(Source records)
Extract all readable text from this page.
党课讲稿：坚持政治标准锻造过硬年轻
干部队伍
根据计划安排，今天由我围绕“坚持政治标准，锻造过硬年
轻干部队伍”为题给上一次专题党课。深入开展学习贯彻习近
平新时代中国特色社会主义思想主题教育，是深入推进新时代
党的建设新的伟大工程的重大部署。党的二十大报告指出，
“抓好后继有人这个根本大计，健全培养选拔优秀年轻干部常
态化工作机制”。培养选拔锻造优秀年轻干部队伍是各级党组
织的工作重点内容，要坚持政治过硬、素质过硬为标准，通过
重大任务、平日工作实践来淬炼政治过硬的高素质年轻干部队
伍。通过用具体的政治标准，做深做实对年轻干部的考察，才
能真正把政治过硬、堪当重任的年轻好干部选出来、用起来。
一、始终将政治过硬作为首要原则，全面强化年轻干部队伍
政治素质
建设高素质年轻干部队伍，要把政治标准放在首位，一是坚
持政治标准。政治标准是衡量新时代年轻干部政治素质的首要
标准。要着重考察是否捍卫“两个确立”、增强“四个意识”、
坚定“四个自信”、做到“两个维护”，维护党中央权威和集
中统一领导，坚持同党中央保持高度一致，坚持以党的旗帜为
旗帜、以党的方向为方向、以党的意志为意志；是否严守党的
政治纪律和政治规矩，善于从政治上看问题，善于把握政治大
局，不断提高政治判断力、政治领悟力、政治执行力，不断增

Short task ::
Repeat each record exactly. Omit nothing.

Output of the exercise ::
Extract all readable text from this page.
党课讲稿：坚持政治标准锻造过硬年轻
干部队伍
根据计划安排，今天由我围绕“坚持政治标准，锻造过硬年
轻干部队伍”为题给上一次专题党课。深入开展学习贯彻习近
平新时代中国特色社会主义思想主题教育，是深入推进新时代
党的建设新的伟大工程的重大部署。党的二十大报告指出，
“抓好后继有人这个根本大计，健全培养选拔优秀年轻干部常
态化工作机制”。培养选拔锻造优秀年轻干部队伍是各级党组
织的工作重点内容，要坚持政治过硬、素质过硬为标准，通过
重大任务、平日工作实践来淬炼政治过硬的高素质年轻干部队
伍。通过用具体的政治标准，做深做实对年轻干部的考察，才
能真正把政治过硬、堪当重任的年轻好干部选出来、用起来。
一、始终将政治过硬作为首要原则，全面强化年轻干部队伍
政治素质
建设高素质年轻干部队伍，要把政治标准放在首位，一是坚
持政治标准。政治标准是衡量新时代年轻干部政治素质的首要
标准。要着重考察是否捍卫“两个确立”、增强“四个意识”、
坚定“四个自信”、做到“两个维护”，维护党中央权威和集
中统一领导，坚持同党中央保持高度一致，坚持以党的旗帜为
旗帜、以党的方向为方向、以党的意志为意志；是否严守党的
政治纪律和政治规矩，善于从政治上看问题，善于把握政治大
局，不断提高政治判断力、政治领悟力、政治执行力，不断增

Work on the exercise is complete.